▶ _Your instructions_
Which lines hold the word "имѣющіе"? Copy each of them.

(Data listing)
-- start --

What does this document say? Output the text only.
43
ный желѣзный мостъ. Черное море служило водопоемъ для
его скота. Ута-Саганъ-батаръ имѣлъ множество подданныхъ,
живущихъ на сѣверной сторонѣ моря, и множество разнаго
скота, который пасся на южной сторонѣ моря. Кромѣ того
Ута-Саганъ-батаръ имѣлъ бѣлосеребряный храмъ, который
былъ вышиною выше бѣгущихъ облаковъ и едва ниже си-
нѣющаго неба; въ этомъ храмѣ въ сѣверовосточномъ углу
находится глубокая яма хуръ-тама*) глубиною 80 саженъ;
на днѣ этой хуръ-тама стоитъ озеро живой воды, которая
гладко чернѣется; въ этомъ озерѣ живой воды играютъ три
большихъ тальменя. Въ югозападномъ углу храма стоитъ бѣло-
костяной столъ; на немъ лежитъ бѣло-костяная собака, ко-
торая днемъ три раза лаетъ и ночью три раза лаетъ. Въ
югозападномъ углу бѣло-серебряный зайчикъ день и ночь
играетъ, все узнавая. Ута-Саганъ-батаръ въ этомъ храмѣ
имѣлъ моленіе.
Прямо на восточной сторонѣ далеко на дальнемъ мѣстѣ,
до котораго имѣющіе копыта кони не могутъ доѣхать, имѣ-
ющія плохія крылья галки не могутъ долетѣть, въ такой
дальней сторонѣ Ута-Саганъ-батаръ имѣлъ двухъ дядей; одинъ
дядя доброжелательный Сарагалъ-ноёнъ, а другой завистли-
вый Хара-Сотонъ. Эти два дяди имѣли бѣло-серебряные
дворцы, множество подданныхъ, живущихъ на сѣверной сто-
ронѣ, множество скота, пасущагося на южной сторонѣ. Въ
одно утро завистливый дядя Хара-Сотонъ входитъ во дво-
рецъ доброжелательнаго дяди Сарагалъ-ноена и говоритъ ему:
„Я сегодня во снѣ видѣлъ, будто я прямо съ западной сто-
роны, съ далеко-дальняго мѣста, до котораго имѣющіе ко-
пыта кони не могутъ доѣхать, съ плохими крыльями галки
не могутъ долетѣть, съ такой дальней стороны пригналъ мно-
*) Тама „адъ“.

-- end --

▶ _Full solution_
до котораго имѣющіе копыта кони не могутъ доѣхать, имѣ-
роны, съ далеко-дальняго мѣста, до котораго имѣющіе ко-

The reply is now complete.